_Your objective:_ From the data that follows, copy every line holding the string "Flexibility".
###
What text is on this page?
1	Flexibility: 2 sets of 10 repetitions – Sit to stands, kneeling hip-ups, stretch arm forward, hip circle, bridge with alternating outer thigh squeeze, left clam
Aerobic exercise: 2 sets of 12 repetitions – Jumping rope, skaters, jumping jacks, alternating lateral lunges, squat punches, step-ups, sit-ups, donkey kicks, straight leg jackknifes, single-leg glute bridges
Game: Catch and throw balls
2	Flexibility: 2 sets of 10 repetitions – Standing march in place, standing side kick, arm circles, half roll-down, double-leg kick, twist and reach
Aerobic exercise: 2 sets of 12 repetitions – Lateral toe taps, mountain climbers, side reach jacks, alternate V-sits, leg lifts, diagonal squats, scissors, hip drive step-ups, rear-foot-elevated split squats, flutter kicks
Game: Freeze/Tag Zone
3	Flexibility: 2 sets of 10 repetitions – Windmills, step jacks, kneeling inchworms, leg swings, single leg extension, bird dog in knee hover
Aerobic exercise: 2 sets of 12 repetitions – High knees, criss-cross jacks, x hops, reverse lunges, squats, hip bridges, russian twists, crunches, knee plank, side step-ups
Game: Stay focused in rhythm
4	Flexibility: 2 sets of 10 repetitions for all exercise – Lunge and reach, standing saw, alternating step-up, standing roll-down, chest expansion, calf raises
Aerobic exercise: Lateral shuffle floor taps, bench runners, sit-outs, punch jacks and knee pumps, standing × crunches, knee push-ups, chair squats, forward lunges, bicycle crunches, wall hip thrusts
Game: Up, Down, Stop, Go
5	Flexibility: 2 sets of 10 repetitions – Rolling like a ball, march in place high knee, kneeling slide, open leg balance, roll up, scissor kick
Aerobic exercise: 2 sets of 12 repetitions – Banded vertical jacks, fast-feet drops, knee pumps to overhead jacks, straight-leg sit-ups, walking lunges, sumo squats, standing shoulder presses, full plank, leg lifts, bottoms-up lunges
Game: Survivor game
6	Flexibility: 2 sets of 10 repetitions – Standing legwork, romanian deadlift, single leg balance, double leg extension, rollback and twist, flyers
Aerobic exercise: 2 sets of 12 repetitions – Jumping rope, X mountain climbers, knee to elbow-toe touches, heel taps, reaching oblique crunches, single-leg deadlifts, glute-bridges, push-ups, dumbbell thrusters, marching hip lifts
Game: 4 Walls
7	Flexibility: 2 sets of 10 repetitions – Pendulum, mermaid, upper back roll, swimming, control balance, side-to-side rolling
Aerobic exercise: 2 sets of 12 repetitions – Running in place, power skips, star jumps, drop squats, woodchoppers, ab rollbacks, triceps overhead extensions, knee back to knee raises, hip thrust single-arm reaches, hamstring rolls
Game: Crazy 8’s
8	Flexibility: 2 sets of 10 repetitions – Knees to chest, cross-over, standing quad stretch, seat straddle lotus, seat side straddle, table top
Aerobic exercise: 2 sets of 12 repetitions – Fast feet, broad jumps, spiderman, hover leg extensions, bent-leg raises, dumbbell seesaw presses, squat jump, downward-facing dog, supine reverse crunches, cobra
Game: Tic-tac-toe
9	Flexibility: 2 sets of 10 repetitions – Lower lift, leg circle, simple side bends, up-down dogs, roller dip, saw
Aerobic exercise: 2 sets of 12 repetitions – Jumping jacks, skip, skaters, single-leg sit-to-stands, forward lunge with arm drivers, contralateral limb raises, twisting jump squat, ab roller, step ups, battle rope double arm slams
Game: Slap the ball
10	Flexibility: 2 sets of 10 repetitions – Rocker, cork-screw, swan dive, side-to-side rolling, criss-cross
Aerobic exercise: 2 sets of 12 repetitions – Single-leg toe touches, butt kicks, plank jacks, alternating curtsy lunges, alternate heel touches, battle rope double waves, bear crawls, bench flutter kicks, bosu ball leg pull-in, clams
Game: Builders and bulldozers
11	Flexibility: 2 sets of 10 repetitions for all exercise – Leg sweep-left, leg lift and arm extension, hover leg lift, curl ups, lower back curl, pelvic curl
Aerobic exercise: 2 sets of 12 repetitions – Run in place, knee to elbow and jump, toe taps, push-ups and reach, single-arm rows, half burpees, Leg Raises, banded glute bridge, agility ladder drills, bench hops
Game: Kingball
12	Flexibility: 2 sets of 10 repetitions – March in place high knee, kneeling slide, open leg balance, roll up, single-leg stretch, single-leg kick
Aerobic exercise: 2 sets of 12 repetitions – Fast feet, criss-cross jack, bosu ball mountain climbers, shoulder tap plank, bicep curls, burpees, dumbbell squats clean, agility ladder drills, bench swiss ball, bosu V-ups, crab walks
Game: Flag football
###
_Solution:_
1	Flexibility: 2 sets of 10 repetitions – Sit to stands, kneeling hip-ups, stretch arm forward, hip circle, bridge with alternating outer thigh squeeze, left clam
2	Flexibility: 2 sets of 10 repetitions – Standing march in place, standing side kick, arm circles, half roll-down, double-leg kick, twist and reach
3	Flexibility: 2 sets of 10 repetitions – Windmills, step jacks, kneeling inchworms, leg swings, single leg extension, bird dog in knee hover
4	Flexibility: 2 sets of 10 repetitions for all exercise – Lunge and reach, standing saw, alternating step-up, standing roll-down, chest expansion, calf raises
5	Flexibility: 2 sets of 10 repetitions – Rolling like a ball, march in place high knee, kneeling slide, open leg balance, roll up, scissor kick
6	Flexibility: 2 sets of 10 repetitions – Standing legwork, romanian deadlift, single leg balance, double leg extension, rollback and twist, flyers
7	Flexibility: 2 sets of 10 repetitions – Pendulum, mermaid, upper back roll, swimming, control balance, side-to-side rolling
8	Flexibility: 2 sets of 10 repetitions – Knees to chest, cross-over, standing quad stretch, seat straddle lotus, seat side straddle, table top
9	Flexibility: 2 sets of 10 repetitions – Lower lift, leg circle, simple side bends, up-down dogs, roller dip, saw
10	Flexibility: 2 sets of 10 repetitions – Rocker, cork-screw, swan dive, side-to-side rolling, criss-cross
11	Flexibility: 2 sets of 10 repetitions for all exercise – Leg sweep-left, leg lift and arm extension, hover leg lift, curl ups, lower back curl, pelvic curl
12	Flexibility: 2 sets of 10 repetitions – March in place high knee, kneeling slide, open leg balance, roll up, single-leg stretch, single-leg kick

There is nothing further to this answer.